(The records):

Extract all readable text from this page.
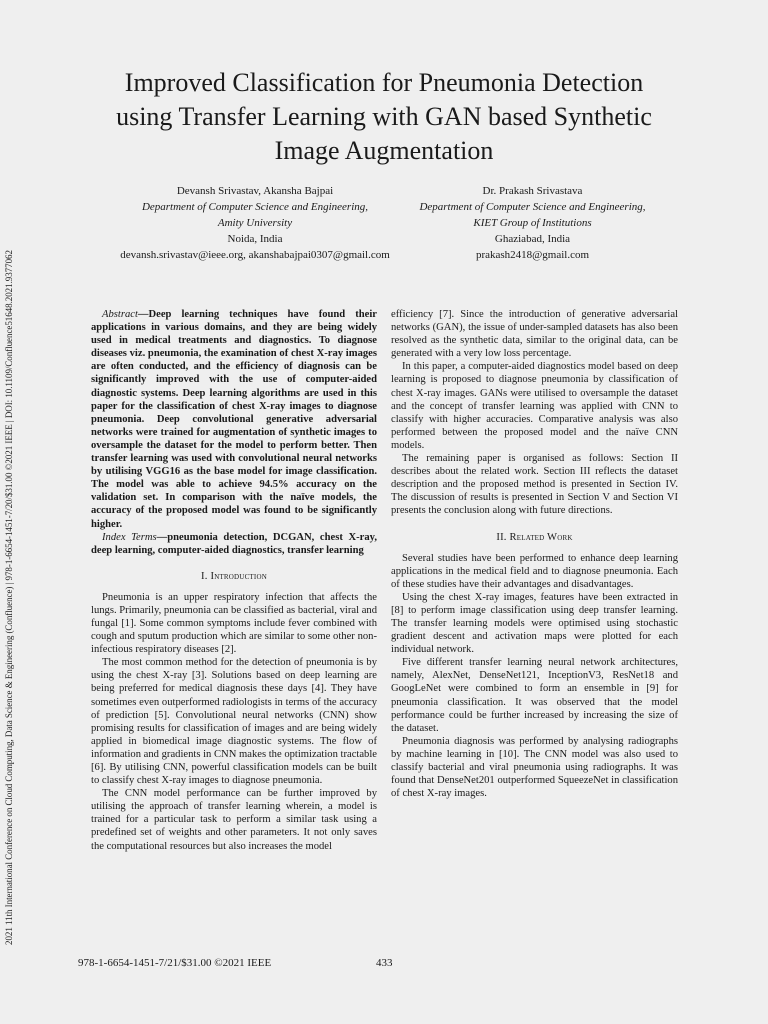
2021 11th International Conference on Cloud Computing, Data Science & Engineering (Confluence) | 978-1-6654-1451-7/20/$31.00 ©2021 IEEE | DOI: 10.1109/Confluence51648.2021.9377062
Improved Classification for Pneumonia Detection
using Transfer Learning with GAN based Synthetic
Image Augmentation
Devansh Srivastav, Akansha Bajpai
Department of Computer Science and Engineering,
Amity University
Noida, India
devansh.srivastav@ieee.org, akanshabajpai0307@gmail.com
Dr. Prakash Srivastava
Department of Computer Science and Engineering,
KIET Group of Institutions
Ghaziabad, India
prakash2418@gmail.com

Abstract—Deep learning techniques have found their applications in various domains, and they are being widely used in medical treatments and diagnostics. To diagnose diseases viz. pneumonia, the examination of chest X-ray images are often conducted, and the efficiency of diagnosis can be significantly improved with the use of computer-aided diagnostic systems. Deep learning algorithms are used in this paper for the classification of chest X-ray images to diagnose pneumonia. Deep convolutional generative adversarial networks were trained for augmentation of synthetic images to oversample the dataset for the model to perform better. Then transfer learning was used with convolutional neural networks by utilising VGG16 as the base model for image classification. The model was able to achieve 94.5% accuracy on the validation set. In comparison with the naïve models, the accuracy of the proposed model was found to be significantly higher.

Index Terms—pneumonia detection, DCGAN, chest X-ray, deep learning, computer-aided diagnostics, transfer learning

I. Introduction

Pneumonia is an upper respiratory infection that affects the lungs. Primarily, pneumonia can be classified as bacterial, viral and fungal [1]. Some common symptoms include fever combined with cough and sputum production which are similar to some other non-infectious respiratory diseases [2].

The most common method for the detection of pneumonia is by using the chest X-ray [3]. Solutions based on deep learning are being preferred for medical diagnosis these days [4]. They have sometimes even outperformed radiologists in terms of the accuracy of prediction [5]. Convolutional neural networks (CNN) show promising results for classification of images and are being widely applied in biomedical image diagnostic systems. The flow of information and gradients in CNN makes the optimization tractable [6]. By utilising CNN, powerful classification models can be built to classify chest X-ray images to diagnose pneumonia.

The CNN model performance can be further improved by utilising the approach of transfer learning wherein, a model is trained for a particular task to perform a similar task using a predefined set of weights and other parameters. It not only saves the computational resources but also increases the model

efficiency [7]. Since the introduction of generative adversarial networks (GAN), the issue of under-sampled datasets has also been resolved as the synthetic data, similar to the original data, can be generated with a very low loss percentage.

In this paper, a computer-aided diagnostics model based on deep learning is proposed to diagnose pneumonia by classification of chest X-ray images. GANs were utilised to oversample the dataset and the concept of transfer learning was applied with CNN to classify with higher accuracies. Comparative analysis was also performed between the proposed model and the naïve CNN models.

The remaining paper is organised as follows: Section II describes about the related work. Section III reflects the dataset description and the proposed method is presented in Section IV. The discussion of results is presented in Section V and Section VI presents the conclusion along with future directions.

II. Related Work

Several studies have been performed to enhance deep learning applications in the medical field and to diagnose pneumonia. Each of these studies have their advantages and disadvantages.

Using the chest X-ray images, features have been extracted in [8] to perform image classification using deep transfer learning. The transfer learning models were optimised using stochastic gradient descent and activation maps were plotted for each individual network.

Five different transfer learning neural network architectures, namely, AlexNet, DenseNet121, InceptionV3, ResNet18 and GoogLeNet were combined to form an ensemble in [9] for pneumonia classification. It was observed that the model performance could be further increased by increasing the size of the dataset.

Pneumonia diagnosis was performed by analysing radiographs by machine learning in [10]. The CNN model was also used to classify bacterial and viral pneumonia using radiographs. It was found that DenseNet201 outperformed SqueezeNet in classification of chest X-ray images.

978-1-6654-1451-7/21/$31.00 ©2021 IEEE	433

(What you have to do): A precise copy of each record, with the images removed, should be output.

(Final answer):
Extract all readable text from this page.
2021 11th International Conference on Cloud Computing, Data Science & Engineering (Confluence) | 978-1-6654-1451-7/20/$31.00 ©2021 IEEE | DOI: 10.1109/Confluence51648.2021.9377062
Improved Classification for Pneumonia Detection
using Transfer Learning with GAN based Synthetic
Image Augmentation
Devansh Srivastav, Akansha Bajpai
Department of Computer Science and Engineering,
Amity University
Noida, India
devansh.srivastav@ieee.org, akanshabajpai0307@gmail.com
Dr. Prakash Srivastava
Department of Computer Science and Engineering,
KIET Group of Institutions
Ghaziabad, India
prakash2418@gmail.com

Abstract—Deep learning techniques have found their applications in various domains, and they are being widely used in medical treatments and diagnostics. To diagnose diseases viz. pneumonia, the examination of chest X-ray images are often conducted, and the efficiency of diagnosis can be significantly improved with the use of computer-aided diagnostic systems. Deep learning algorithms are used in this paper for the classification of chest X-ray images to diagnose pneumonia. Deep convolutional generative adversarial networks were trained for augmentation of synthetic images to oversample the dataset for the model to perform better. Then transfer learning was used with convolutional neural networks by utilising VGG16 as the base model for image classification. The model was able to achieve 94.5% accuracy on the validation set. In comparison with the naïve models, the accuracy of the proposed model was found to be significantly higher.

Index Terms—pneumonia detection, DCGAN, chest X-ray, deep learning, computer-aided diagnostics, transfer learning

I. Introduction

Pneumonia is an upper respiratory infection that affects the lungs. Primarily, pneumonia can be classified as bacterial, viral and fungal [1]. Some common symptoms include fever combined with cough and sputum production which are similar to some other non-infectious respiratory diseases [2].

The most common method for the detection of pneumonia is by using the chest X-ray [3]. Solutions based on deep learning are being preferred for medical diagnosis these days [4]. They have sometimes even outperformed radiologists in terms of the accuracy of prediction [5]. Convolutional neural networks (CNN) show promising results for classification of images and are being widely applied in biomedical image diagnostic systems. The flow of information and gradients in CNN makes the optimization tractable [6]. By utilising CNN, powerful classification models can be built to classify chest X-ray images to diagnose pneumonia.

The CNN model performance can be further improved by utilising the approach of transfer learning wherein, a model is trained for a particular task to perform a similar task using a predefined set of weights and other parameters. It not only saves the computational resources but also increases the model

efficiency [7]. Since the introduction of generative adversarial networks (GAN), the issue of under-sampled datasets has also been resolved as the synthetic data, similar to the original data, can be generated with a very low loss percentage.

In this paper, a computer-aided diagnostics model based on deep learning is proposed to diagnose pneumonia by classification of chest X-ray images. GANs were utilised to oversample the dataset and the concept of transfer learning was applied with CNN to classify with higher accuracies. Comparative analysis was also performed between the proposed model and the naïve CNN models.

The remaining paper is organised as follows: Section II describes about the related work. Section III reflects the dataset description and the proposed method is presented in Section IV. The discussion of results is presented in Section V and Section VI presents the conclusion along with future directions.

II. Related Work

Several studies have been performed to enhance deep learning applications in the medical field and to diagnose pneumonia. Each of these studies have their advantages and disadvantages.

Using the chest X-ray images, features have been extracted in [8] to perform image classification using deep transfer learning. The transfer learning models were optimised using stochastic gradient descent and activation maps were plotted for each individual network.

Five different transfer learning neural network architectures, namely, AlexNet, DenseNet121, InceptionV3, ResNet18 and GoogLeNet were combined to form an ensemble in [9] for pneumonia classification. It was observed that the model performance could be further increased by increasing the size of the dataset.

Pneumonia diagnosis was performed by analysing radiographs by machine learning in [10]. The CNN model was also used to classify bacterial and viral pneumonia using radiographs. It was found that DenseNet201 outperformed SqueezeNet in classification of chest X-ray images.

978-1-6654-1451-7/21/$31.00 ©2021 IEEE	433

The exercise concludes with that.